## Given records

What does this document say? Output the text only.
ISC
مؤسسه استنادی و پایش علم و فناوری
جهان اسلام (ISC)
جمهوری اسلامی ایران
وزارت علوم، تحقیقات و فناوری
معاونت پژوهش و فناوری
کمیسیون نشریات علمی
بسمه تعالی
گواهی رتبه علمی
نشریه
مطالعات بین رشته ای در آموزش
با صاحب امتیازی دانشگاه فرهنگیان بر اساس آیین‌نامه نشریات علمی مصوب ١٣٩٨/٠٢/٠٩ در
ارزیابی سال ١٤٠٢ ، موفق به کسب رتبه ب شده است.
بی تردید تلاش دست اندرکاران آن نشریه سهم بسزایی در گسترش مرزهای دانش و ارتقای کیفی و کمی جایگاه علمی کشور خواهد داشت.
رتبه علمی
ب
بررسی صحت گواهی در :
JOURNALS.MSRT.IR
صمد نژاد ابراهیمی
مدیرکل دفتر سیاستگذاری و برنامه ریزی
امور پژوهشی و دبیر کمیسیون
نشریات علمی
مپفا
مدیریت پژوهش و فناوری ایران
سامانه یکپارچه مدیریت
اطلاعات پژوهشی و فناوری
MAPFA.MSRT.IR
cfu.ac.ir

## What you should do
Search the lines above for the string "مدیریت" and copy each line that has it.

## Complete response
مدیریت پژوهش و فناوری ایران
سامانه یکپارچه مدیریت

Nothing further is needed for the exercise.